Data entries:
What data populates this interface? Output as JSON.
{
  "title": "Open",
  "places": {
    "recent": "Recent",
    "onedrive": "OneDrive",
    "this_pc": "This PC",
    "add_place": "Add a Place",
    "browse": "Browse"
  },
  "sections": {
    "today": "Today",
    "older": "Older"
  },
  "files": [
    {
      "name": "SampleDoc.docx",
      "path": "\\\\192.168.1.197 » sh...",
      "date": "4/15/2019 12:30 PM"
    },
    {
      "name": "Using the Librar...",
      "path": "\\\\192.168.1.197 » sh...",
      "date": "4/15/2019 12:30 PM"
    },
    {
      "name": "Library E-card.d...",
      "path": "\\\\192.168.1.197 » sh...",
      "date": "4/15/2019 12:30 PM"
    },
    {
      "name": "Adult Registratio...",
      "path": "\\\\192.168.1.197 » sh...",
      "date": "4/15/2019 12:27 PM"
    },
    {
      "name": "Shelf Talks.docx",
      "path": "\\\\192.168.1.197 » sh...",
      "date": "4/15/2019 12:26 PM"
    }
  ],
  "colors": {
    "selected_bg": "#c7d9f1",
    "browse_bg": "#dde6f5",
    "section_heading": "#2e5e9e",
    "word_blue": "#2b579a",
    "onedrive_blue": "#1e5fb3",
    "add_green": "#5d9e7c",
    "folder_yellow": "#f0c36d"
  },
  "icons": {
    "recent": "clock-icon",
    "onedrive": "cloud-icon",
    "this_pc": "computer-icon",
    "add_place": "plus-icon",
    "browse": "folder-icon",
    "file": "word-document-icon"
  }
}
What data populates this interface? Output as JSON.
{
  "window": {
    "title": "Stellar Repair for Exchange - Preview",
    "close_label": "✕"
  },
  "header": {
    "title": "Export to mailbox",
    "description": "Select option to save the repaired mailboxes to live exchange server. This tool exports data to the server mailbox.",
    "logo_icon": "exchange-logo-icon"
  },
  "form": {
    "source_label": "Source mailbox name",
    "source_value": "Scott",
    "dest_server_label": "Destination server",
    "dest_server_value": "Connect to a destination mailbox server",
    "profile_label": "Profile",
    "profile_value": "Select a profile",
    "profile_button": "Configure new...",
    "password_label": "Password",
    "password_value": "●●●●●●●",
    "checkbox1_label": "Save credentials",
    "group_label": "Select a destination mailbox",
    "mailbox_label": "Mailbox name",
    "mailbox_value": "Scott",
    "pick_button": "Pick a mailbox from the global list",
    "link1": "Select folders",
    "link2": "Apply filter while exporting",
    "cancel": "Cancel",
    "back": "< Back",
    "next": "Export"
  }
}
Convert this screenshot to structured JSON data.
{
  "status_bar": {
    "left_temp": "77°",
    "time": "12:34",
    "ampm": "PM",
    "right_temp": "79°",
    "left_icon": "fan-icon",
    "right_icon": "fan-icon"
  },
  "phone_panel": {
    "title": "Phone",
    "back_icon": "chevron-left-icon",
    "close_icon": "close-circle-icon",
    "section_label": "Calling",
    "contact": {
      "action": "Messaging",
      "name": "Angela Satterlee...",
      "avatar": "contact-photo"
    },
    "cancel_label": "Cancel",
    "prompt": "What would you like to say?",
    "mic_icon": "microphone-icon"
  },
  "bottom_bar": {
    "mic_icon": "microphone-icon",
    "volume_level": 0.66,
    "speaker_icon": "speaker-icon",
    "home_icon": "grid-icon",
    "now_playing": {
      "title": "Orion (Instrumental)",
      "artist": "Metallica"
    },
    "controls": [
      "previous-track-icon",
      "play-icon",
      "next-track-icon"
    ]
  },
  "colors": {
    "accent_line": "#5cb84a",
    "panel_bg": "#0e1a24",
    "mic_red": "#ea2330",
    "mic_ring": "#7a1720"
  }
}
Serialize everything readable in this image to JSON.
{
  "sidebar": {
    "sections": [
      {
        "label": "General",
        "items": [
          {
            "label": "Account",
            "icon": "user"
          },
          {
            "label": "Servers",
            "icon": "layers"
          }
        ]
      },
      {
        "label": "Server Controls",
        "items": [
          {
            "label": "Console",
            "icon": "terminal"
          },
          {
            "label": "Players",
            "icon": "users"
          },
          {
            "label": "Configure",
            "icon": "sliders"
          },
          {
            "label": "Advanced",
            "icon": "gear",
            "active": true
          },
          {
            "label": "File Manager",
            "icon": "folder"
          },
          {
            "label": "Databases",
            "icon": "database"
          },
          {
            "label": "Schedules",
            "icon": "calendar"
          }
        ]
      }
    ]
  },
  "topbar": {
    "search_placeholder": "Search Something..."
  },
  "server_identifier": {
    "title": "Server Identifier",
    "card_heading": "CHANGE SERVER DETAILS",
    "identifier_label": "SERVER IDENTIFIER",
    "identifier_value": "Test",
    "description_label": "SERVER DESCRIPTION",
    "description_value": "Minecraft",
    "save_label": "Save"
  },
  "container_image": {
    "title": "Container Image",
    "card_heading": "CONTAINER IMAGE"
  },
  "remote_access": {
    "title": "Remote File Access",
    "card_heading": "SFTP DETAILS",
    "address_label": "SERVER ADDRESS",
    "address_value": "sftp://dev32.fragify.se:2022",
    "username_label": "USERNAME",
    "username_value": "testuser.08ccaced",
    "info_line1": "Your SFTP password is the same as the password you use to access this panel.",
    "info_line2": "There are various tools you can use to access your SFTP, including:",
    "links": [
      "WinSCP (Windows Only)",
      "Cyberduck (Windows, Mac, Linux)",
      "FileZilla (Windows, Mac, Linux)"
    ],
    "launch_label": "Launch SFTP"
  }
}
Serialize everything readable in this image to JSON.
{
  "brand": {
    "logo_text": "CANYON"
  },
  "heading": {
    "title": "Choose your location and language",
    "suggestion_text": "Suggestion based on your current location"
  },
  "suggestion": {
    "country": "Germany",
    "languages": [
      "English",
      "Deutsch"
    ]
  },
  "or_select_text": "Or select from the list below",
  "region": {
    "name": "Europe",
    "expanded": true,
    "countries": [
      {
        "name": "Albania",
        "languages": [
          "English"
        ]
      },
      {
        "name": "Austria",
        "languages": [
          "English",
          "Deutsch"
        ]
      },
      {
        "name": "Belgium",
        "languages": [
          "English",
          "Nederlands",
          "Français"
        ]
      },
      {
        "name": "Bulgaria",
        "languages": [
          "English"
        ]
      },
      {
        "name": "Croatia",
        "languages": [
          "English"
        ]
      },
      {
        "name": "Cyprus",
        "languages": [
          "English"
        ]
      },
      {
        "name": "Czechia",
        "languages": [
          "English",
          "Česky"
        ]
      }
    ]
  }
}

### STATED TASK:
Transcribe every line of the data, exactly as it stands.

### FULL ANSWER:
What data populates this interface? Output as JSON.
{
  "title": "Open",
  "places": {
    "recent": "Recent",
    "onedrive": "OneDrive",
    "this_pc": "This PC",
    "add_place": "Add a Place",
    "browse": "Browse"
  },
  "sections": {
    "today": "Today",
    "older": "Older"
  },
  "files": [
    {
      "name": "SampleDoc.docx",
      "path": "\\\\192.168.1.197 » sh...",
      "date": "4/15/2019 12:30 PM"
    },
    {
      "name": "Using the Librar...",
      "path": "\\\\192.168.1.197 » sh...",
      "date": "4/15/2019 12:30 PM"
    },
    {
      "name": "Library E-card.d...",
      "path": "\\\\192.168.1.197 » sh...",
      "date": "4/15/2019 12:30 PM"
    },
    {
      "name": "Adult Registratio...",
      "path": "\\\\192.168.1.197 » sh...",
      "date": "4/15/2019 12:27 PM"
    },
    {
      "name": "Shelf Talks.docx",
      "path": "\\\\192.168.1.197 » sh...",
      "date": "4/15/2019 12:26 PM"
    }
  ],
  "colors": {
    "selected_bg": "#c7d9f1",
    "browse_bg": "#dde6f5",
    "section_heading": "#2e5e9e",
    "word_blue": "#2b579a",
    "onedrive_blue": "#1e5fb3",
    "add_green": "#5d9e7c",
    "folder_yellow": "#f0c36d"
  },
  "icons": {
    "recent": "clock-icon",
    "onedrive": "cloud-icon",
    "this_pc": "computer-icon",
    "add_place": "plus-icon",
    "browse": "folder-icon",
    "file": "word-document-icon"
  }
}
What data populates this interface? Output as JSON.
{
  "window": {
    "title": "Stellar Repair for Exchange - Preview",
    "close_label": "✕"
  },
  "header": {
    "title": "Export to mailbox",
    "description": "Select option to save the repaired mailboxes to live exchange server. This tool exports data to the server mailbox.",
    "logo_icon": "exchange-logo-icon"
  },
  "form": {
    "source_label": "Source mailbox name",
    "source_value": "Scott",
    "dest_server_label": "Destination server",
    "dest_server_value": "Connect to a destination mailbox server",
    "profile_label": "Profile",
    "profile_value": "Select a profile",
    "profile_button": "Configure new...",
    "password_label": "Password",
    "password_value": "●●●●●●●",
    "checkbox1_label": "Save credentials",
    "group_label": "Select a destination mailbox",
    "mailbox_label": "Mailbox name",
    "mailbox_value": "Scott",
    "pick_button": "Pick a mailbox from the global list",
    "link1": "Select folders",
    "link2": "Apply filter while exporting",
    "cancel": "Cancel",
    "back": "< Back",
    "next": "Export"
  }
}
Convert this screenshot to structured JSON data.
{
  "status_bar": {
    "left_temp": "77°",
    "time": "12:34",
    "ampm": "PM",
    "right_temp": "79°",
    "left_icon": "fan-icon",
    "right_icon": "fan-icon"
  },
  "phone_panel": {
    "title": "Phone",
    "back_icon": "chevron-left-icon",
    "close_icon": "close-circle-icon",
    "section_label": "Calling",
    "contact": {
      "action": "Messaging",
      "name": "Angela Satterlee...",
      "avatar": "contact-photo"
    },
    "cancel_label": "Cancel",
    "prompt": "What would you like to say?",
    "mic_icon": "microphone-icon"
  },
  "bottom_bar": {
    "mic_icon": "microphone-icon",
    "volume_level": 0.66,
    "speaker_icon": "speaker-icon",
    "home_icon": "grid-icon",
    "now_playing": {
      "title": "Orion (Instrumental)",
      "artist": "Metallica"
    },
    "controls": [
      "previous-track-icon",
      "play-icon",
      "next-track-icon"
    ]
  },
  "colors": {
    "accent_line": "#5cb84a",
    "panel_bg": "#0e1a24",
    "mic_red": "#ea2330",
    "mic_ring": "#7a1720"
  }
}
Serialize everything readable in this image to JSON.
{
  "sidebar": {
    "sections": [
      {
        "label": "General",
        "items": [
          {
            "label": "Account",
            "icon": "user"
          },
          {
            "label": "Servers",
            "icon": "layers"
          }
        ]
      },
      {
        "label": "Server Controls",
        "items": [
          {
            "label": "Console",
            "icon": "terminal"
          },
          {
            "label": "Players",
            "icon": "users"
          },
          {
            "label": "Configure",
            "icon": "sliders"
          },
          {
            "label": "Advanced",
            "icon": "gear",
            "active": true
          },
          {
            "label": "File Manager",
            "icon": "folder"
          },
          {
            "label": "Databases",
            "icon": "database"
          },
          {
            "label": "Schedules",
            "icon": "calendar"
          }
        ]
      }
    ]
  },
  "topbar": {
    "search_placeholder": "Search Something..."
  },
  "server_identifier": {
    "title": "Server Identifier",
    "card_heading": "CHANGE SERVER DETAILS",
    "identifier_label": "SERVER IDENTIFIER",
    "identifier_value": "Test",
    "description_label": "SERVER DESCRIPTION",
    "description_value": "Minecraft",
    "save_label": "Save"
  },
  "container_image": {
    "title": "Container Image",
    "card_heading": "CONTAINER IMAGE"
  },
  "remote_access": {
    "title": "Remote File Access",
    "card_heading": "SFTP DETAILS",
    "address_label": "SERVER ADDRESS",
    "address_value": "sftp://dev32.fragify.se:2022",
    "username_label": "USERNAME",
    "username_value": "testuser.08ccaced",
    "info_line1": "Your SFTP password is the same as the password you use to access this panel.",
    "info_line2": "There are various tools you can use to access your SFTP, including:",
    "links": [
      "WinSCP (Windows Only)",
      "Cyberduck (Windows, Mac, Linux)",
      "FileZilla (Windows, Mac, Linux)"
    ],
    "launch_label": "Launch SFTP"
  }
}
Serialize everything readable in this image to JSON.
{
  "brand": {
    "logo_text": "CANYON"
  },
  "heading": {
    "title": "Choose your location and language",
    "suggestion_text": "Suggestion based on your current location"
  },
  "suggestion": {
    "country": "Germany",
    "languages": [
      "English",
      "Deutsch"
    ]
  },
  "or_select_text": "Or select from the list below",
  "region": {
    "name": "Europe",
    "expanded": true,
    "countries": [
      {
        "name": "Albania",
        "languages": [
          "English"
        ]
      },
      {
        "name": "Austria",
        "languages": [
          "English",
          "Deutsch"
        ]
      },
      {
        "name": "Belgium",
        "languages": [
          "English",
          "Nederlands",
          "Français"
        ]
      },
      {
        "name": "Bulgaria",
        "languages": [
          "English"
        ]
      },
      {
        "name": "Croatia",
        "languages": [
          "English"
        ]
      },
      {
        "name": "Cyprus",
        "languages": [
          "English"
        ]
      },
      {
        "name": "Czechia",
        "languages": [
          "English",
          "Česky"
        ]
      }
    ]
  }
}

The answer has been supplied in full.